*Records provided*
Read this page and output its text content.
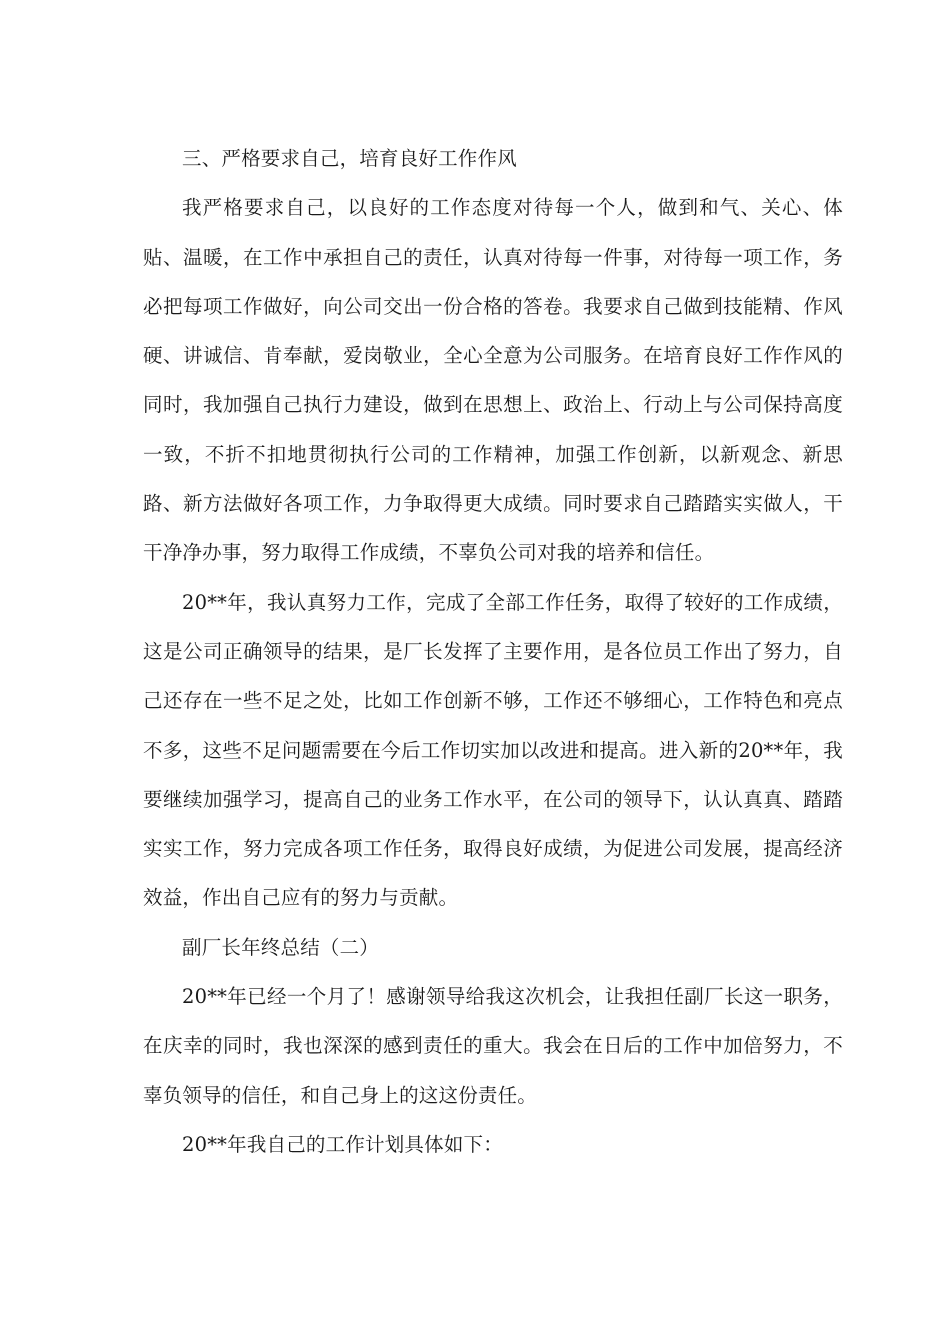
三、严格要求自己，培育良好工作作风

我严格要求自己，以良好的工作态度对待每一个人，做到和气、关心、体贴、温暖，在工作中承担自己的责任，认真对待每一件事，对待每一项工作，务必把每项工作做好，向公司交出一份合格的答卷。我要求自己做到技能精、作风硬、讲诚信、肯奉献，爱岗敬业，全心全意为公司服务。在培育良好工作作风的同时，我加强自己执行力建设，做到在思想上、政治上、行动上与公司保持高度一致，不折不扣地贯彻执行公司的工作精神，加强工作创新，以新观念、新思路、新方法做好各项工作，力争取得更大成绩。同时要求自己踏踏实实做人，干干净净办事，努力取得工作成绩，不辜负公司对我的培养和信任。

20**年，我认真努力工作，完成了全部工作任务，取得了较好的工作成绩，这是公司正确领导的结果，是厂长发挥了主要作用，是各位员工作出了努力，自己还存在一些不足之处，比如工作创新不够，工作还不够细心，工作特色和亮点不多，这些不足问题需要在今后工作切实加以改进和提高。进入新的20**年，我要继续加强学习，提高自己的业务工作水平，在公司的领导下，认认真真、踏踏实实工作，努力完成各项工作任务，取得良好成绩，为促进公司发展，提高经济效益，作出自己应有的努力与贡献。

副厂长年终总结（二）

20**年已经一个月了！感谢领导给我这次机会，让我担任副厂长这一职务，在庆幸的同时，我也深深的感到责任的重大。我会在日后的工作中加倍努力，不辜负领导的信任，和自己身上的这这份责任。

20**年我自己的工作计划具体如下：
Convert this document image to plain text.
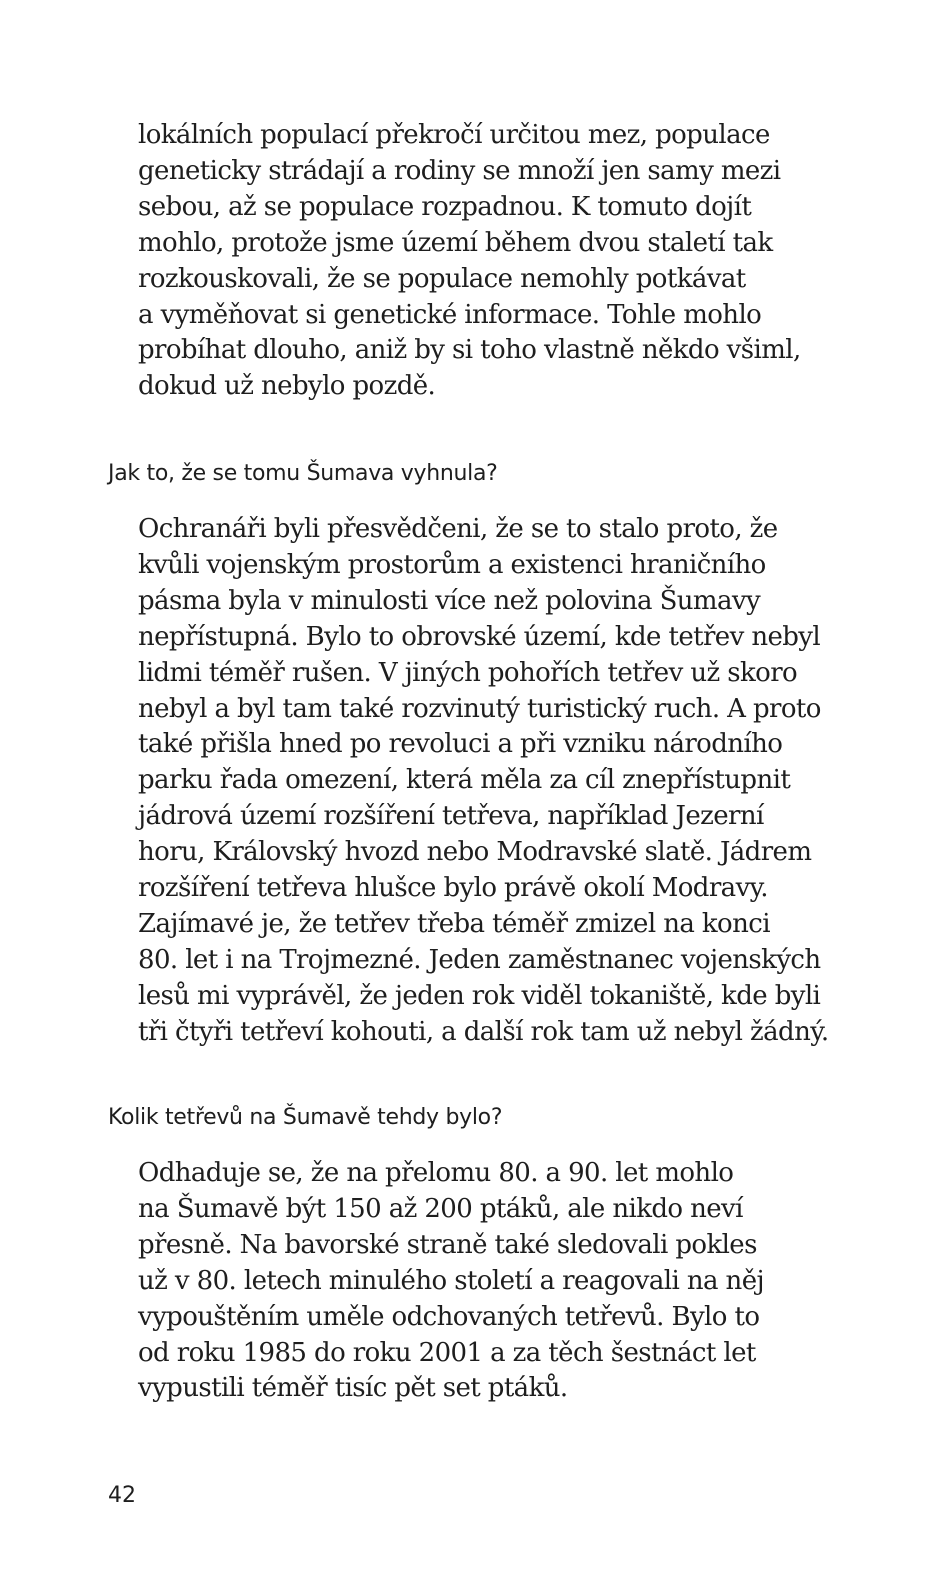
lokálních populací překročí určitou mez, populace
geneticky strádají a rodiny se množí jen samy mezi
sebou, až se populace rozpadnou. K tomuto dojít
mohlo, protože jsme území během dvou staletí tak
rozkouskovali, že se populace nemohly potkávat
a vyměňovat si genetické informace. Tohle mohlo
probíhat dlouho, aniž by si toho vlastně někdo všiml,
dokud už nebylo pozdě.

Jak to, že se tomu Šumava vyhnula?

Ochranáři byli přesvědčeni, že se to stalo proto, že
kvůli vojenským prostorům a existenci hraničního
pásma byla v minulosti více než polovina Šumavy
nepřístupná. Bylo to obrovské území, kde tetřev nebyl
lidmi téměř rušen. V jiných pohořích tetřev už skoro
nebyl a byl tam také rozvinutý turistický ruch. A proto
také přišla hned po revoluci a při vzniku národního
parku řada omezení, která měla za cíl znepřístupnit
jádrová území rozšíření tetřeva, například Jezerní
horu, Královský hvozd nebo Modravské slatě. Jádrem
rozšíření tetřeva hlušce bylo právě okolí Modravy.
Zajímavé je, že tetřev třeba téměř zmizel na konci
80. let i na Trojmezné. Jeden zaměstnanec vojenských
lesů mi vyprávěl, že jeden rok viděl tokaniště, kde byli
tři čtyři tetřeví kohouti, a další rok tam už nebyl žádný.

Kolik tetřevů na Šumavě tehdy bylo?

Odhaduje se, že na přelomu 80. a 90. let mohlo
na Šumavě být 150 až 200 ptáků, ale nikdo neví
přesně. Na bavorské straně také sledovali pokles
už v 80. letech minulého století a reagovali na něj
vypouštěním uměle odchovaných tetřevů. Bylo to
od roku 1985 do roku 2001 a za těch šestnáct let
vypustili téměř tisíc pět set ptáků.

42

*Goal*
Look through the listing and extract every line with "rozšíření" in it.

*Right answer*
jádrová území rozšíření tetřeva, například Jezerní
rozšíření tetřeva hlušce bylo právě okolí Modravy.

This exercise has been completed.